Information shown ▸
──────────

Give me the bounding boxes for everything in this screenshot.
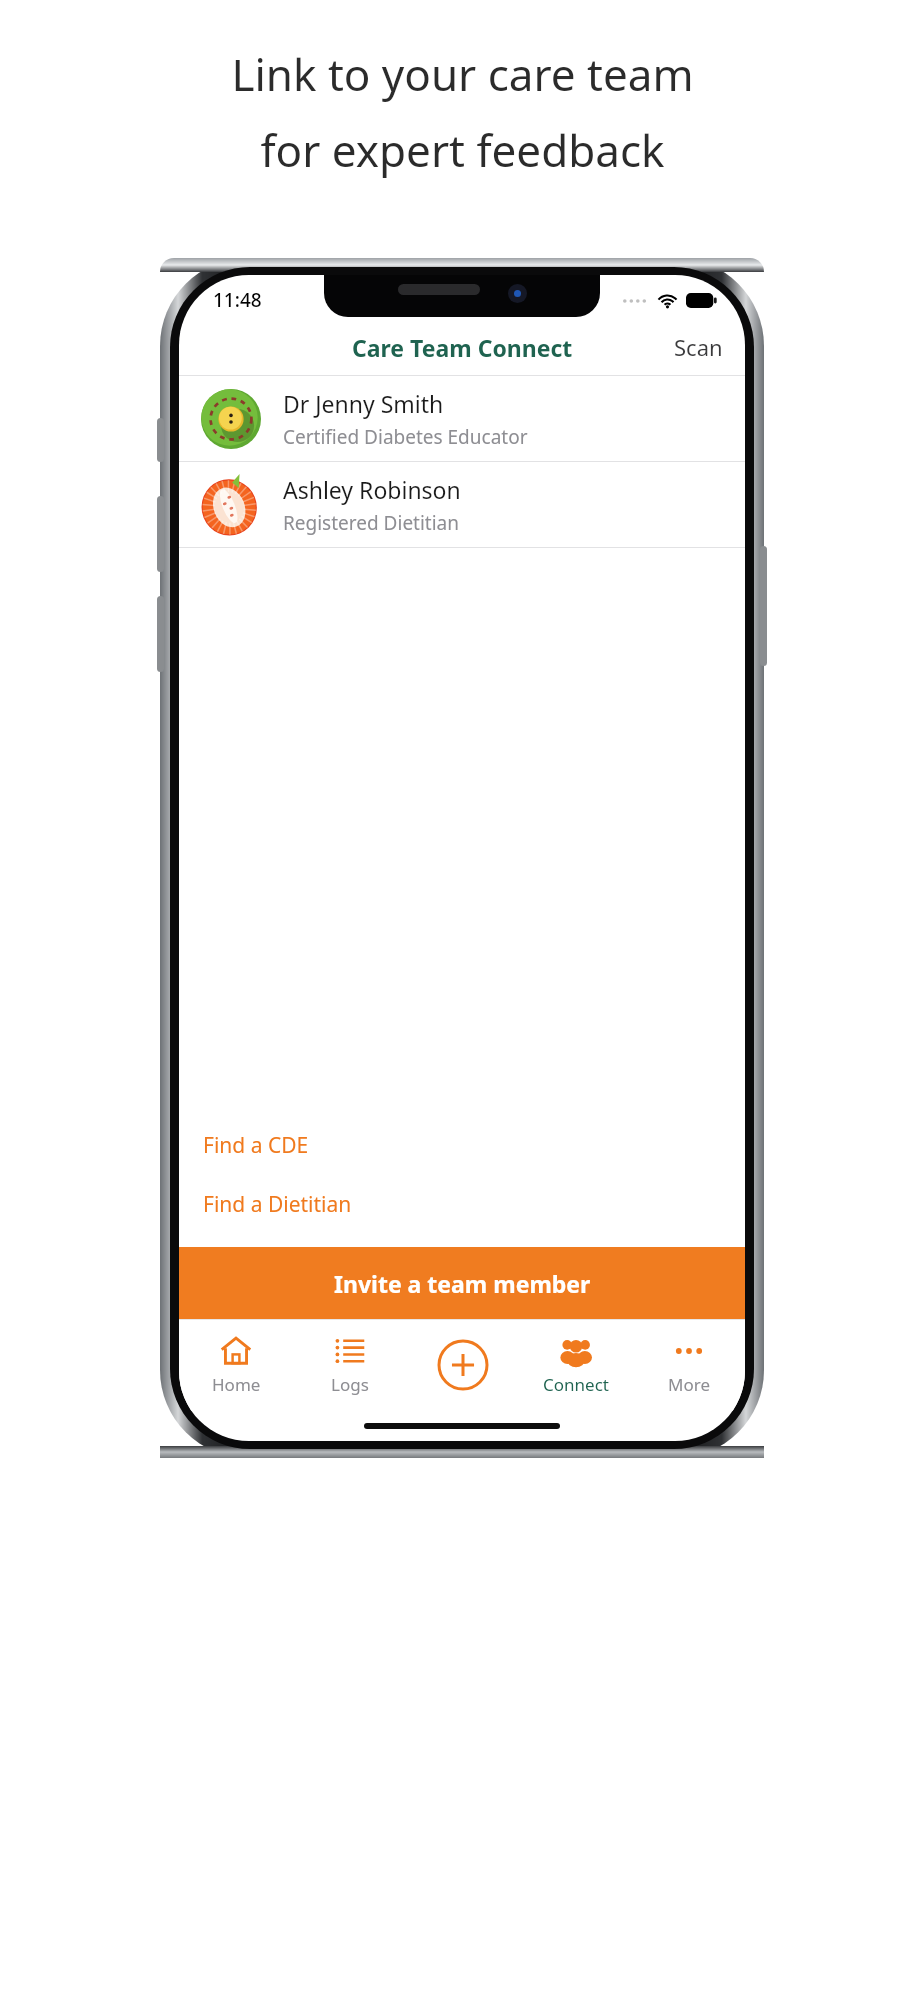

──────────

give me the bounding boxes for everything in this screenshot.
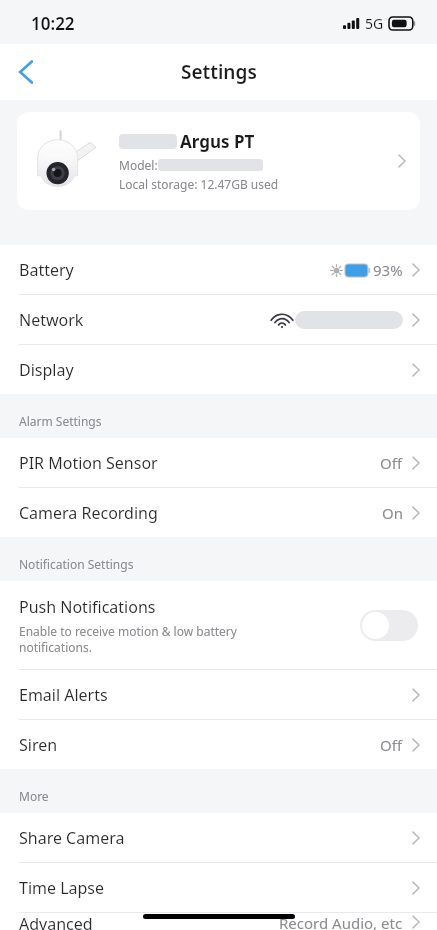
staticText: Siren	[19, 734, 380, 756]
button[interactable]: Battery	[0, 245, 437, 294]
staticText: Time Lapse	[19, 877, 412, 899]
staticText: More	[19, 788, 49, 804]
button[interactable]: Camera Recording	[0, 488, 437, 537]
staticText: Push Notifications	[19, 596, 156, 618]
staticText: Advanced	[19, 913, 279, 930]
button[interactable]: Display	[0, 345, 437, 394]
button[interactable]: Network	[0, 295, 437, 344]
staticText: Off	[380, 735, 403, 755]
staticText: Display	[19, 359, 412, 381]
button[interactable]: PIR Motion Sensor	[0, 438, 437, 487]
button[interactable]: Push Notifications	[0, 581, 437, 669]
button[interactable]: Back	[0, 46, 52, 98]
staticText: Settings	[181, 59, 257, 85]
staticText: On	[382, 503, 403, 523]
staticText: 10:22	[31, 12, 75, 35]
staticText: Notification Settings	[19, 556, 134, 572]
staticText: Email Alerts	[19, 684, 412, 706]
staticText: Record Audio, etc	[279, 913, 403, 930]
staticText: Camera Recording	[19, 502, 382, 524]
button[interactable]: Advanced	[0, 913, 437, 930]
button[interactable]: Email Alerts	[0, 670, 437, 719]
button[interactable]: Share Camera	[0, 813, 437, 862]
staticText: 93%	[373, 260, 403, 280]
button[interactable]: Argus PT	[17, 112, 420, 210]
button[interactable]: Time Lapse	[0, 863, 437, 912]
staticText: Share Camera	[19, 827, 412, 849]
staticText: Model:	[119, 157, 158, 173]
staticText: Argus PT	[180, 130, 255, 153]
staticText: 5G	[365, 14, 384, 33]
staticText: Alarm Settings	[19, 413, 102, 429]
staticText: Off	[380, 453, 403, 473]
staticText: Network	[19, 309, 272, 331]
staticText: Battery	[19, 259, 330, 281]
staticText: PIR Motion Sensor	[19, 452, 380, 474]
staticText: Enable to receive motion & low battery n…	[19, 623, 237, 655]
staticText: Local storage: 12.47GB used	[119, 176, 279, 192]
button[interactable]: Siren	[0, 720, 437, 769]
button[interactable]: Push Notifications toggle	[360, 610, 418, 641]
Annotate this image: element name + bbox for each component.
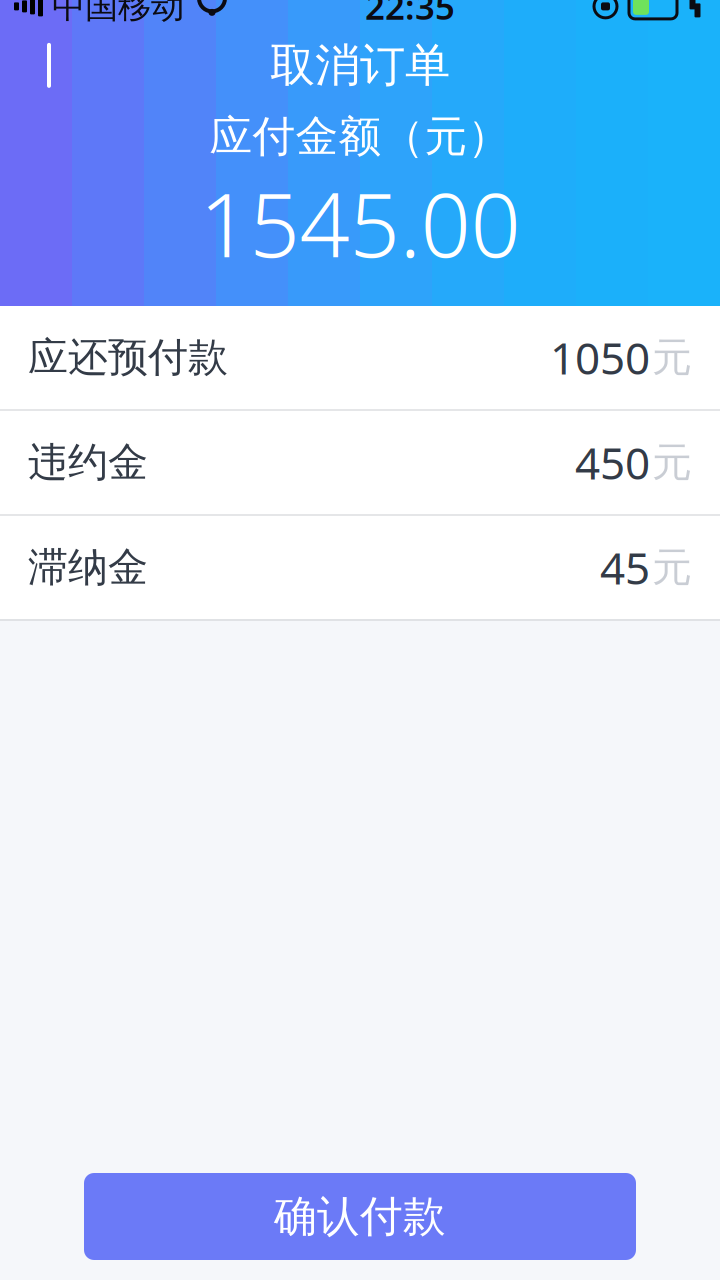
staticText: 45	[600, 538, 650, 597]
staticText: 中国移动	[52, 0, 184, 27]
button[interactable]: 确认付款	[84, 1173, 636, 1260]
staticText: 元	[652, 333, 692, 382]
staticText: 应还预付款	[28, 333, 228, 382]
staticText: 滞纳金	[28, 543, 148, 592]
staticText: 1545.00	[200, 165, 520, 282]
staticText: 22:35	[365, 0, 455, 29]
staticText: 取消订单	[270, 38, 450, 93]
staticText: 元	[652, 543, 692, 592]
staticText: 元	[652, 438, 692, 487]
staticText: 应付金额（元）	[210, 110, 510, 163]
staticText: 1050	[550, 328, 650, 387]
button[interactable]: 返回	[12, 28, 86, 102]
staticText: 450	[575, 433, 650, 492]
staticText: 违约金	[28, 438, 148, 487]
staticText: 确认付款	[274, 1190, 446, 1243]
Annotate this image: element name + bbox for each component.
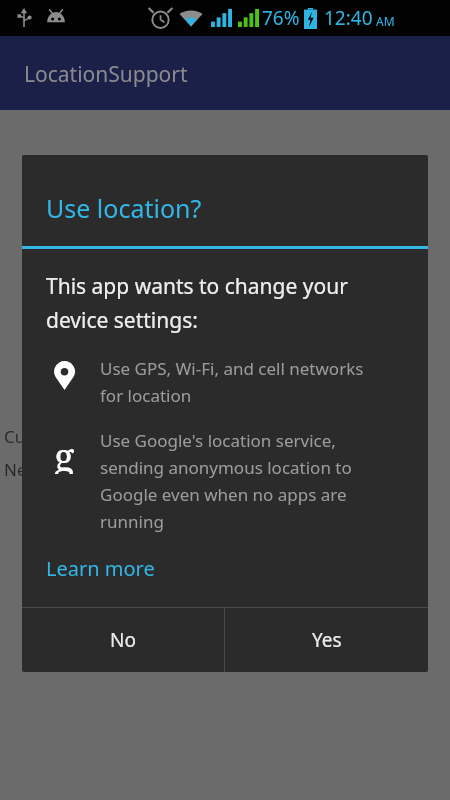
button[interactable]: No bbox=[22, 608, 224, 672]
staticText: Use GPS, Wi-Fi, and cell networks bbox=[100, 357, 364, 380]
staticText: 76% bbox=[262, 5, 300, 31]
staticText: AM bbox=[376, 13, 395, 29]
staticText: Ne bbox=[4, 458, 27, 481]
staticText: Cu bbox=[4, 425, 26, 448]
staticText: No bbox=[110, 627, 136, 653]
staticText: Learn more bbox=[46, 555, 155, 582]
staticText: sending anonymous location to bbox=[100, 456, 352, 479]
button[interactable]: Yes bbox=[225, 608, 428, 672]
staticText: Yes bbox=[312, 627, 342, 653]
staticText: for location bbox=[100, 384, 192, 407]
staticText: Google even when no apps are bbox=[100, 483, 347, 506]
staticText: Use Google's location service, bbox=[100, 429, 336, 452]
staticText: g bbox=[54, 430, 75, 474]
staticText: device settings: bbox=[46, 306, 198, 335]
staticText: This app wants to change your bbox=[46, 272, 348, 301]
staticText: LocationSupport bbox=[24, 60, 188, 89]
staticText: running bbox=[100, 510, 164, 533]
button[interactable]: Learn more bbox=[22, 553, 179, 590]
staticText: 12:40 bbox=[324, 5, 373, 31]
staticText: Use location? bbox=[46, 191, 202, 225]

──────────

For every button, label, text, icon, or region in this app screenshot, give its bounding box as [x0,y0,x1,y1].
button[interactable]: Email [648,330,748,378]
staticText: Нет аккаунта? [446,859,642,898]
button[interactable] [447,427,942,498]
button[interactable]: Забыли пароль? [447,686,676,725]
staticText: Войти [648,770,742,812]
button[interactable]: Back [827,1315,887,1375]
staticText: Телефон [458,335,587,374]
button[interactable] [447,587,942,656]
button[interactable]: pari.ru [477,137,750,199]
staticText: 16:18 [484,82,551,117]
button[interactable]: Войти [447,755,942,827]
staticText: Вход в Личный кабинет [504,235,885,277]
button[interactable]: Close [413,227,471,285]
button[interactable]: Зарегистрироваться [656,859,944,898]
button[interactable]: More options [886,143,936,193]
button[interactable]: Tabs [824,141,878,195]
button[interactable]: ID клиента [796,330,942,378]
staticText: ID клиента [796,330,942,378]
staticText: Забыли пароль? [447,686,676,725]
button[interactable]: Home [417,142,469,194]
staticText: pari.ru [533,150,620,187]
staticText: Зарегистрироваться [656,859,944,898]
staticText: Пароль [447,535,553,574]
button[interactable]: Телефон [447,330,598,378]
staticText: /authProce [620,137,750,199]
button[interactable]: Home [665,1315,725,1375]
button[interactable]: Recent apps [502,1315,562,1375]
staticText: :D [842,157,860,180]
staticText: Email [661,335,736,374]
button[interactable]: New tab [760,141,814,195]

──────────

What is expected ▸ Rewrite everything from the line containing "For every button, label, text, icon, or" down to the one containing "button[interactable]: Close [413,227,471,285]", switching "interactable" to "clickable" and changing nothing else.

Task answer ▸
For every button, label, text, icon, or region in this app screenshot, give its bounding box as [x0,y0,x1,y1].
button[clickable]: Email [648,330,748,378]
staticText: Нет аккаунта? [446,859,642,898]
button[clickable] [447,427,942,498]
button[clickable]: Забыли пароль? [447,686,676,725]
staticText: Войти [648,770,742,812]
button[clickable]: Back [827,1315,887,1375]
staticText: Телефон [458,335,587,374]
button[clickable] [447,587,942,656]
button[clickable]: pari.ru [477,137,750,199]
staticText: 16:18 [484,82,551,117]
button[clickable]: Войти [447,755,942,827]
staticText: Вход в Личный кабинет [504,235,885,277]
button[clickable]: Close [413,227,471,285]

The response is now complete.